→ **EXERCISE 1**: In the Suzhou energy text, which fuel dominates Suzhou's energy consumption structure?

··· QUOTED TEXT ···

Thus, the LEAP-Suzhou model was established based on the LEAP model to explore the low-carbon optimization path of Suzhou’s energy system, and a systematic and comprehensive accounting was conducted of the energy department and energy types in Suzhou. The high-consumption and high-pollution sectors were confirmed. Combined with the energy flow diagram, the energy flow situation of each department was considered to analyze the energy innovation and emission reduction potential of each department. In addition to the baseline scenario, this paper sets up three scenarios for different optimization methods and emission reduction intensity, so as to clarify the advantages of energy structure optimization on urban carbon emission reduction. A scenario analysis of the factors influencing energy consumption of city-scale was carried out. This paper explores the path of urban energy reform and low-carbon development. It provides guidance for the transformation of Suzhou industrial energy system. This study has important theoretical support for promoting urban low-carbon transformation and achieving carbon neutrality, and has practical significance for the global response to climate change.

2 Study Area

Suzhou is an energy-dependent city, the main features are as follows: The main energy consumption sector is industry, the energy consumption structure is still dominated by coal, and electricity occupies an important position in the total energy. The problems of energy structural are becoming more serious. Coal accounts for a high proportion of energy consumption by enterprises above designated size, while oil and gas and other clean energy sources account for a low proportion. With the continuous and steady development of economy and society, the continuous improvement of people’s living standard and the acceleration of urbanization, the energy consumption of construction, transportation and living will increase rapidly. The total energy consumption in Suzhou will keep a rapid growth momentum, which will bring great pressure to energy supply and economic development. Therefore, it is urgent for Suzhou to transform its industrial structure, optimize its energy structure and improve its technological level.

···

→ **EXERCISE 2**: Rewrite the records from the first line through the line with "- te-points: [732, 615, 1237, 977]", substituting "Polymer sample ID" for "Polymer molecular ID" and leaving everything else the same.

··· PROVIDED MATERIAL ···

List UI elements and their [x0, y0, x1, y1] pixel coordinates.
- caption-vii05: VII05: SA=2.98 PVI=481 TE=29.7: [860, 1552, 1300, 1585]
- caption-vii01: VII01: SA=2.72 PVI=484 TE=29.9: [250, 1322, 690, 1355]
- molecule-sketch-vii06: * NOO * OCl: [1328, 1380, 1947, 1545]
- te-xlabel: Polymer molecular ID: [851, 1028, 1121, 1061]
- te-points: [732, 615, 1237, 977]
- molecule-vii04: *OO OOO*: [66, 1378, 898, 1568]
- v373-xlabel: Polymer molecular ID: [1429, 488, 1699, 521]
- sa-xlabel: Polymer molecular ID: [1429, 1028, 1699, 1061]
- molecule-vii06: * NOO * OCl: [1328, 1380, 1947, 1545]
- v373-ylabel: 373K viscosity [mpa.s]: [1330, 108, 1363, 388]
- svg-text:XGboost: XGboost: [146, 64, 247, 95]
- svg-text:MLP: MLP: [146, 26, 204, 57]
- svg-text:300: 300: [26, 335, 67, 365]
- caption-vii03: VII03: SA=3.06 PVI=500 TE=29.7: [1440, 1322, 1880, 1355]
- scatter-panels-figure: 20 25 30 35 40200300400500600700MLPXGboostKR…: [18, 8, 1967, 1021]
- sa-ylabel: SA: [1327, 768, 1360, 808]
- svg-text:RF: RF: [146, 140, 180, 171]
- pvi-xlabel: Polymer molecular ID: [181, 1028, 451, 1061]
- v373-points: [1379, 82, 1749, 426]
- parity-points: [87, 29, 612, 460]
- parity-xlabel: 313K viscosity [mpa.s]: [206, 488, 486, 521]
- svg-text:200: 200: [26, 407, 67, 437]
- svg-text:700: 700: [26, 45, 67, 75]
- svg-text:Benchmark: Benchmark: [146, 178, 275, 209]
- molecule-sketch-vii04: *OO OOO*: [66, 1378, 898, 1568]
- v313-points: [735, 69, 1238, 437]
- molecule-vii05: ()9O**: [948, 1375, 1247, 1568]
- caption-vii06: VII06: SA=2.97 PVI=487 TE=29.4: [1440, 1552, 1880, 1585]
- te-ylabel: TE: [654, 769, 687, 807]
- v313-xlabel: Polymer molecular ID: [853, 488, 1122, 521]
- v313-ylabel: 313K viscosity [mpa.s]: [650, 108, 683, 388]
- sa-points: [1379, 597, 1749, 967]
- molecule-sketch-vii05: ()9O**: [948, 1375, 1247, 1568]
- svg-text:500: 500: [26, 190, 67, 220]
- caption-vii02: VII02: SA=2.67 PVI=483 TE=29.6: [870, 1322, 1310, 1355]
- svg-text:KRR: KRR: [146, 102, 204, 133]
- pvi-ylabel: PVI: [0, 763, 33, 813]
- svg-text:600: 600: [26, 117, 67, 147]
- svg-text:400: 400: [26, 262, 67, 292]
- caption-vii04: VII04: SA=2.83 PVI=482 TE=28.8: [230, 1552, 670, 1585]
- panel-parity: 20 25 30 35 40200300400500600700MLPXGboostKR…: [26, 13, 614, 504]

···

→ **RESPONSE 1**: Coal

→ **RESPONSE 2**:
List UI elements and their [x0, y0, x1, y1] pixel coordinates.
- caption-vii05: VII05: SA=2.98 PVI=481 TE=29.7: [860, 1552, 1300, 1585]
- caption-vii01: VII01: SA=2.72 PVI=484 TE=29.9: [250, 1322, 690, 1355]
- molecule-sketch-vii06: * NOO * OCl: [1328, 1380, 1947, 1545]
- te-xlabel: Polymer sample ID: [851, 1028, 1121, 1061]
- te-points: [732, 615, 1237, 977]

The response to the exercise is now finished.